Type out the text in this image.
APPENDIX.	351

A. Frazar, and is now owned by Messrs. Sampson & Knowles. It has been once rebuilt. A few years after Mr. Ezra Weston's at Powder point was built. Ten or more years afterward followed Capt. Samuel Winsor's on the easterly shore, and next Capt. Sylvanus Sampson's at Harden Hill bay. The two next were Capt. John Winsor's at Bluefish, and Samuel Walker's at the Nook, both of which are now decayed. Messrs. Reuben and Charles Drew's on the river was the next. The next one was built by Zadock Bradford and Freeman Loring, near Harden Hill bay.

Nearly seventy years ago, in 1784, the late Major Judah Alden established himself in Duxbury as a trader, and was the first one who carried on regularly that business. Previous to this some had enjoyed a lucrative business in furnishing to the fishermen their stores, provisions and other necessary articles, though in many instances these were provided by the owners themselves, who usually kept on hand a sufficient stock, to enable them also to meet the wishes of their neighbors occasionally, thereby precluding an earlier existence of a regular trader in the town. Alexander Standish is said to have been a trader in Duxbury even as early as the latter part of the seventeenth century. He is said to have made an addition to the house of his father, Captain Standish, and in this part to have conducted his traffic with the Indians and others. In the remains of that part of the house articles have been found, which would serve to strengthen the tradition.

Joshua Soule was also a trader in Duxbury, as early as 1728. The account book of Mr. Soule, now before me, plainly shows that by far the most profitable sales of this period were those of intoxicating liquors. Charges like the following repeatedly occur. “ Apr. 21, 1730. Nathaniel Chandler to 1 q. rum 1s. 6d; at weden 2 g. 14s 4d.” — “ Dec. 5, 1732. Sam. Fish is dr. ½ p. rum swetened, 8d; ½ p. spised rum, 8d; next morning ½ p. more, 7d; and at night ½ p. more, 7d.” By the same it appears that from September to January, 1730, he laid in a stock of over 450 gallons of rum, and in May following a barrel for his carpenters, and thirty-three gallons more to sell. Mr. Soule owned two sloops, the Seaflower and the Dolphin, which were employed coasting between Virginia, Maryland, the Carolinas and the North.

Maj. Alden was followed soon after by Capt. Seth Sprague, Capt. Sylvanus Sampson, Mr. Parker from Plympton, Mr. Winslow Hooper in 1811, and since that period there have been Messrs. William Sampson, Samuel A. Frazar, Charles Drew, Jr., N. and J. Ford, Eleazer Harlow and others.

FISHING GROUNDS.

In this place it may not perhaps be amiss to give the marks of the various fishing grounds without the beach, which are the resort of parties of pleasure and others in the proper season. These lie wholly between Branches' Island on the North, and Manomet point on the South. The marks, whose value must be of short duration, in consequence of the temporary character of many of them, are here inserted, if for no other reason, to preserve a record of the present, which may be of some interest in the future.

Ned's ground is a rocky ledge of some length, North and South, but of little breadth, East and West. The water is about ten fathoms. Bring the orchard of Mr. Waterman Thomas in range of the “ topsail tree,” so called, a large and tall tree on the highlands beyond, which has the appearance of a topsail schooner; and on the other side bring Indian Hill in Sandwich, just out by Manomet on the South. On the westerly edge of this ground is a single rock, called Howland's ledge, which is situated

#### Exercise instructions
Reply with the number of lines in the material above that contain "Frazar", and nothing more.

#### Solution for this task
2